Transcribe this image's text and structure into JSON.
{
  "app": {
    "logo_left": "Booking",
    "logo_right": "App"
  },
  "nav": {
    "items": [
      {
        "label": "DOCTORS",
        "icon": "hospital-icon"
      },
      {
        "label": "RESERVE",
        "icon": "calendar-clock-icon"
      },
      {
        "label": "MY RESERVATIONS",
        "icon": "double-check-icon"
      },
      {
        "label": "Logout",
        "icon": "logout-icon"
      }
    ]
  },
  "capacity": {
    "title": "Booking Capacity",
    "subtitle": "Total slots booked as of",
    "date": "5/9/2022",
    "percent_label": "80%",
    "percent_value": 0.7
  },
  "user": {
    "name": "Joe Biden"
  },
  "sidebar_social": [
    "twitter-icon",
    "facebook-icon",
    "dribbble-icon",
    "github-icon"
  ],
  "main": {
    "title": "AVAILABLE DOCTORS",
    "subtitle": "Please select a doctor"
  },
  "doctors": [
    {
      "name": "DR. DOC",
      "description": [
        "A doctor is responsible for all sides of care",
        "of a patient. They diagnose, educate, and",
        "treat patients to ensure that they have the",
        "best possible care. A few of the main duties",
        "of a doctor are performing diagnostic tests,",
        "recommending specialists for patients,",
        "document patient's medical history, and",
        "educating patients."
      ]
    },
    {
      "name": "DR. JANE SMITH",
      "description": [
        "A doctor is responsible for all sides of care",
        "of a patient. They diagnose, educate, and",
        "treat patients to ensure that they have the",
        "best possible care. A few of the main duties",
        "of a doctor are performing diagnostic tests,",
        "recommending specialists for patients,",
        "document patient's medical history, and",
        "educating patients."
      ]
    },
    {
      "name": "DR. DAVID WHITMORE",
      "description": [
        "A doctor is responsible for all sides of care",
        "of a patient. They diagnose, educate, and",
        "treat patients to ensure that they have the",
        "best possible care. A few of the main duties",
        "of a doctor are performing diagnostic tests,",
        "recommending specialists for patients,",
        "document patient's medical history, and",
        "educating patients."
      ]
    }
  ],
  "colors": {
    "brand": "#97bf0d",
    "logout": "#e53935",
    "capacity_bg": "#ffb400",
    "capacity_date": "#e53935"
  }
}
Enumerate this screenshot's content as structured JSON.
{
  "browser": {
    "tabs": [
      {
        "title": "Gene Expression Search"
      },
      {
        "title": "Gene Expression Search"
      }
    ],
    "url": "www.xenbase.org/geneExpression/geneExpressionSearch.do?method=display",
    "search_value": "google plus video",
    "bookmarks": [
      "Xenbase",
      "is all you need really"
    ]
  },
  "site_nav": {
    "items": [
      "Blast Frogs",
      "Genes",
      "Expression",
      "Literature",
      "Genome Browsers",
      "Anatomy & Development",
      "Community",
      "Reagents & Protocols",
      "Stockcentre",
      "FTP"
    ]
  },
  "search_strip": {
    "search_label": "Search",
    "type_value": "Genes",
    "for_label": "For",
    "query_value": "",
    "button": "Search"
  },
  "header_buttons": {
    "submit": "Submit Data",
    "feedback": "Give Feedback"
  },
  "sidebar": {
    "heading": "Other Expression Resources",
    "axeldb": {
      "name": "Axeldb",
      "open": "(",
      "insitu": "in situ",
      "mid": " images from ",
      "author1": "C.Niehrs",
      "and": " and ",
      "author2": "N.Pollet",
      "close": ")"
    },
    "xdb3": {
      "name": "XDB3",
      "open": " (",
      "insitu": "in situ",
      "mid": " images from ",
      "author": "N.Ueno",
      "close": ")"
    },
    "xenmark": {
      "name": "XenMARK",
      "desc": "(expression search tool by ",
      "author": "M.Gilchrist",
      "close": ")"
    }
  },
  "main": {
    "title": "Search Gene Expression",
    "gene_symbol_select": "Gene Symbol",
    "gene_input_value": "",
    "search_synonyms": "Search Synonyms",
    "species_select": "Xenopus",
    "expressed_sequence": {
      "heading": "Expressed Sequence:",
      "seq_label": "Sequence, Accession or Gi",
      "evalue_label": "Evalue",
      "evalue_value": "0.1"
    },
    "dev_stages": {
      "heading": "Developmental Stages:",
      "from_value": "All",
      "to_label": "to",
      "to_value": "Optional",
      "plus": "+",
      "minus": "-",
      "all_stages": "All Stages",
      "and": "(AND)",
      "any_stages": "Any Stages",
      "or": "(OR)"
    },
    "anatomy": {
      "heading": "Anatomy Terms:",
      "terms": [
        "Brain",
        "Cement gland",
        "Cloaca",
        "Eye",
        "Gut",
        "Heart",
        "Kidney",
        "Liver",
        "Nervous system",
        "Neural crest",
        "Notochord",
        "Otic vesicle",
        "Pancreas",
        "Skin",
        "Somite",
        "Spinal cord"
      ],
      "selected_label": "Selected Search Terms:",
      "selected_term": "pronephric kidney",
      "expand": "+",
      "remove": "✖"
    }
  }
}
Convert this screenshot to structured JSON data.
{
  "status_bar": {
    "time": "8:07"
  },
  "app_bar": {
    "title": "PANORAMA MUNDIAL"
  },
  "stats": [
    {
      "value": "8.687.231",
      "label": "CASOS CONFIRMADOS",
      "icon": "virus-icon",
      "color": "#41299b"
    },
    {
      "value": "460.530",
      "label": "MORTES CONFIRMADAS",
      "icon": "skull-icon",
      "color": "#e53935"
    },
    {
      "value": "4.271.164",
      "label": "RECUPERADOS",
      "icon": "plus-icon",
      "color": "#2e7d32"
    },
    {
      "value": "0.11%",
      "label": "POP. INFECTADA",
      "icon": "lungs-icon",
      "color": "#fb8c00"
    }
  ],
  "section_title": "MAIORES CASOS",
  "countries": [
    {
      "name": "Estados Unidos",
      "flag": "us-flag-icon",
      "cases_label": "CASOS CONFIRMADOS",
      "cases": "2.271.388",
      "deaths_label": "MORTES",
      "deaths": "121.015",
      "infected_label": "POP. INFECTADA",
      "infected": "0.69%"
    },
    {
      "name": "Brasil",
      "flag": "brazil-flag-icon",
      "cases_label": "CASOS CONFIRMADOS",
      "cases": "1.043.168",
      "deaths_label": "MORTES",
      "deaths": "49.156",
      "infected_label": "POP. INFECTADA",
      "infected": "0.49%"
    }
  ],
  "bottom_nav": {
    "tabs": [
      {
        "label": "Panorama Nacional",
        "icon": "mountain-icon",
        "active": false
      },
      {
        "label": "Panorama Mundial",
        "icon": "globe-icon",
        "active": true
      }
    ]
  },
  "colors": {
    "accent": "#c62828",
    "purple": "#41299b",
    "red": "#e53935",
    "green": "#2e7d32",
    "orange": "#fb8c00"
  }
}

--------

- Exercise
Every line of the listing above that includes "structured" should be copied out.

- Completed exercise
Enumerate this screenshot's content as structured JSON.
Convert this screenshot to structured JSON data.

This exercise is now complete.